━━━ SUPPLIED ENTRIES ━━━
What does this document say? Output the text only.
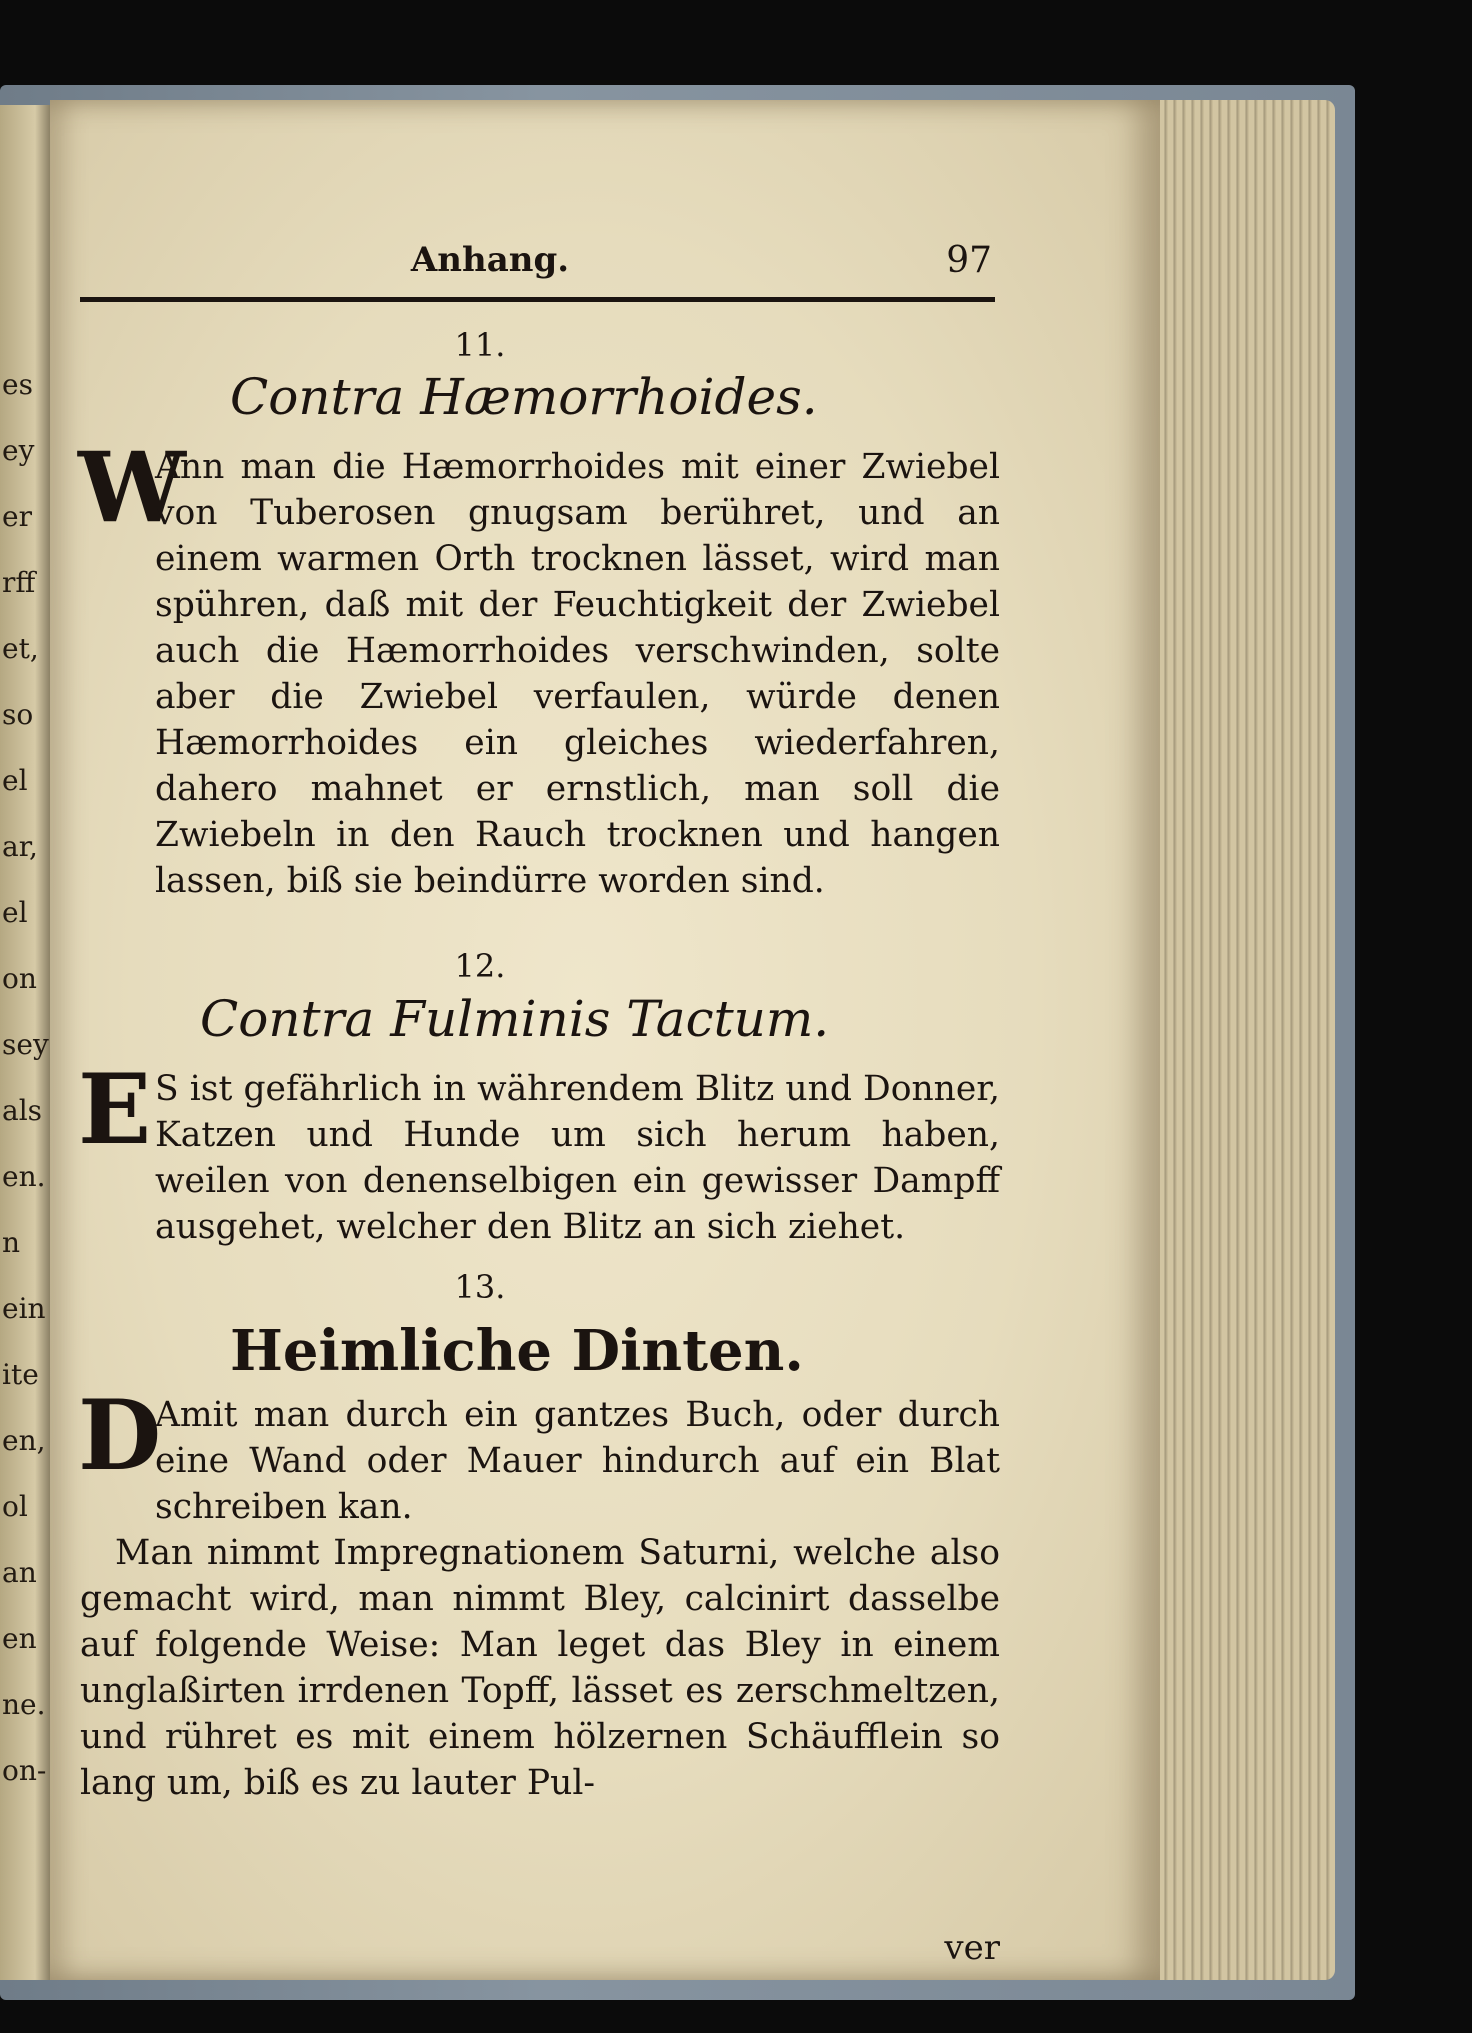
es
ey
er
rff
et,
so
el
ar,
el
on
sey
als
en.
n
ein
ite
en,
ol
an
en
ne.
on-
Anhang.	97
11.
Contra Hæmorrhoides.
W
Ann man die Hæmorrhoides mit einer Zwiebel von Tuberosen gnugsam berühret, und an einem warmen Orth trocknen lässet, wird man spühren, daß mit der Feuchtigkeit der Zwiebel auch die Hæmorrhoides verschwinden, solte aber die Zwiebel verfaulen, würde denen Hæmorrhoides ein gleiches wiederfahren, dahero mahnet er ernstlich, man soll die Zwiebeln in den Rauch trocknen und hangen lassen, biß sie beindürre worden sind.
12.
Contra Fulminis Tactum.
E S ist gefährlich in währendem Blitz und Donner, Katzen und Hunde um sich herum haben, weilen von denenselbigen ein gewisser Dampff ausgehet, welcher den Blitz an sich ziehet.
13.
Heimliche Dinten.
D
Amit man durch ein gantzes Buch, oder durch eine Wand oder Mauer hindurch auf ein Blat schreiben kan.
Man nimmt Impregnationem Saturni, welche also gemacht wird, man nimmt Bley, calcinirt dasselbe auf folgende Weise: Man leget das Bley in einem unglaßirten irrdenen Topff, lässet es zerschmeltzen, und rühret es mit einem hölzernen Schäufflein so lang um, biß es zu lauter Pul-
ver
━━━
> TO DO: Omit every picture while copying the listing above exactly.

> COMPLETED TASK:
What does this document say? Output the text only.
es
ey
er
rff
et,
so
el
ar,
el
on
sey
als
en.
n
ein
ite
en,
ol
an
en
ne.
on-
Anhang.	97
11.
Contra Hæmorrhoides.
W
Ann man die Hæmorrhoides mit einer Zwiebel von Tuberosen gnugsam berühret, und an einem warmen Orth trocknen lässet, wird man spühren, daß mit der Feuchtigkeit der Zwiebel auch die Hæmorrhoides verschwinden, solte aber die Zwiebel verfaulen, würde denen Hæmorrhoides ein gleiches wiederfahren, dahero mahnet er ernstlich, man soll die Zwiebeln in den Rauch trocknen und hangen lassen, biß sie beindürre worden sind.
12.
Contra Fulminis Tactum.
E S ist gefährlich in währendem Blitz und Donner, Katzen und Hunde um sich herum haben, weilen von denenselbigen ein gewisser Dampff ausgehet, welcher den Blitz an sich ziehet.
13.
Heimliche Dinten.
D
Amit man durch ein gantzes Buch, oder durch eine Wand oder Mauer hindurch auf ein Blat schreiben kan.
Man nimmt Impregnationem Saturni, welche also gemacht wird, man nimmt Bley, calcinirt dasselbe auf folgende Weise: Man leget das Bley in einem unglaßirten irrdenen Topff, lässet es zerschmeltzen, und rühret es mit einem hölzernen Schäufflein so lang um, biß es zu lauter Pul-
ver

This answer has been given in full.